GIVEN INSTRUCTION A: How many lines in the entries contain the string "settings"? Reply with the number only.

Adult Learners: Effects of Age on Cognitive Ability and Memory Retention
When teaching adults, it’s important to take into account characteristics that affect their learning, especially how previous experiences influence their thinking. At the same time, you must consider how age impacts their cognitive ability which may assist or hinder learning.
In this article, we discuss the following:
- Characteristics of adult learners
- Different learning styles
- Effects of age on cognitive abilities
Characteristics of adult learners
Learners differ in many ways, from gender to culture to previous education. It’s important to be aware of these factors when teaching. However adult learners do share similar traits which impact their learning:
Less flexible thinking
Adults are more reluctant to change because their thinking has become more rigid due to life experiences. It’s important to explain why making these specific changes is important and how the changes will help them, the team, company, etc. In addition, linking new ideas to their existing beliefs and ideas is a good way to get them onboard and optimise learning.

GIVEN INSTRUCTION B: According to the article on adult learners, why are adults more reluctant to change?

RECORD EXTRACTS:
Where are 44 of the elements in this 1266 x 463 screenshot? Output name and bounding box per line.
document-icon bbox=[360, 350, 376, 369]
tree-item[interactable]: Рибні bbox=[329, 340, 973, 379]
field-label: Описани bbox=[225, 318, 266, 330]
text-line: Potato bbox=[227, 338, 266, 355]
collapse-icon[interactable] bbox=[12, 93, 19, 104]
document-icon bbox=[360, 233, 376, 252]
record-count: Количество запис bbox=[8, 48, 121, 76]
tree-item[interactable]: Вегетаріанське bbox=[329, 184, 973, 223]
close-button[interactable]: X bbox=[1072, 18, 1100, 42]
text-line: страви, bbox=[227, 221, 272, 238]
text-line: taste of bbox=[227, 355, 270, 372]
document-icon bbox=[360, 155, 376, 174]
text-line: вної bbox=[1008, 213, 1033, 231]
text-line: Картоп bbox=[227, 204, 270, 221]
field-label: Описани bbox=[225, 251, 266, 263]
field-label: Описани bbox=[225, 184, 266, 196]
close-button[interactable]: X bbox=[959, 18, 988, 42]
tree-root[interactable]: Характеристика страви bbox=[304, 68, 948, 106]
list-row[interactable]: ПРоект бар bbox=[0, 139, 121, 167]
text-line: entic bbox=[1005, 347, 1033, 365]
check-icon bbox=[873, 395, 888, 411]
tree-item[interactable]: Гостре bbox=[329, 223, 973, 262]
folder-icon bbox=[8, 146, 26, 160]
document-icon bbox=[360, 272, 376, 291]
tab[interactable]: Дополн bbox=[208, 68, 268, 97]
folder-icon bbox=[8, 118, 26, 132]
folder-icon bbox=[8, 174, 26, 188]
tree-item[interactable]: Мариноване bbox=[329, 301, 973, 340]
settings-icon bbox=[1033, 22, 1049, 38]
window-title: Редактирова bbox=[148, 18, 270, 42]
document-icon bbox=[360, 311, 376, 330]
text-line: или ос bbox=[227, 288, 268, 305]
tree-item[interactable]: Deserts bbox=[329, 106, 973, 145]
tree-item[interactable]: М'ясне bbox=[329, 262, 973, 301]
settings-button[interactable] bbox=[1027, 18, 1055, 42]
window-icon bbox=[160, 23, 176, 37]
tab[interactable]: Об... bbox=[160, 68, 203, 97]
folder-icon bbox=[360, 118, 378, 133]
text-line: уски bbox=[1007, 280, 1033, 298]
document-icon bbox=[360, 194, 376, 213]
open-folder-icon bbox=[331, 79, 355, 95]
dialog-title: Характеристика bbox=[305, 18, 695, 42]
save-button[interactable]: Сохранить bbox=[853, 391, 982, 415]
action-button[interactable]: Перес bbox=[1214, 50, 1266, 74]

TASK RESULT A: 2

TASK RESULT B: Their thinking has become more rigid due to life experiences.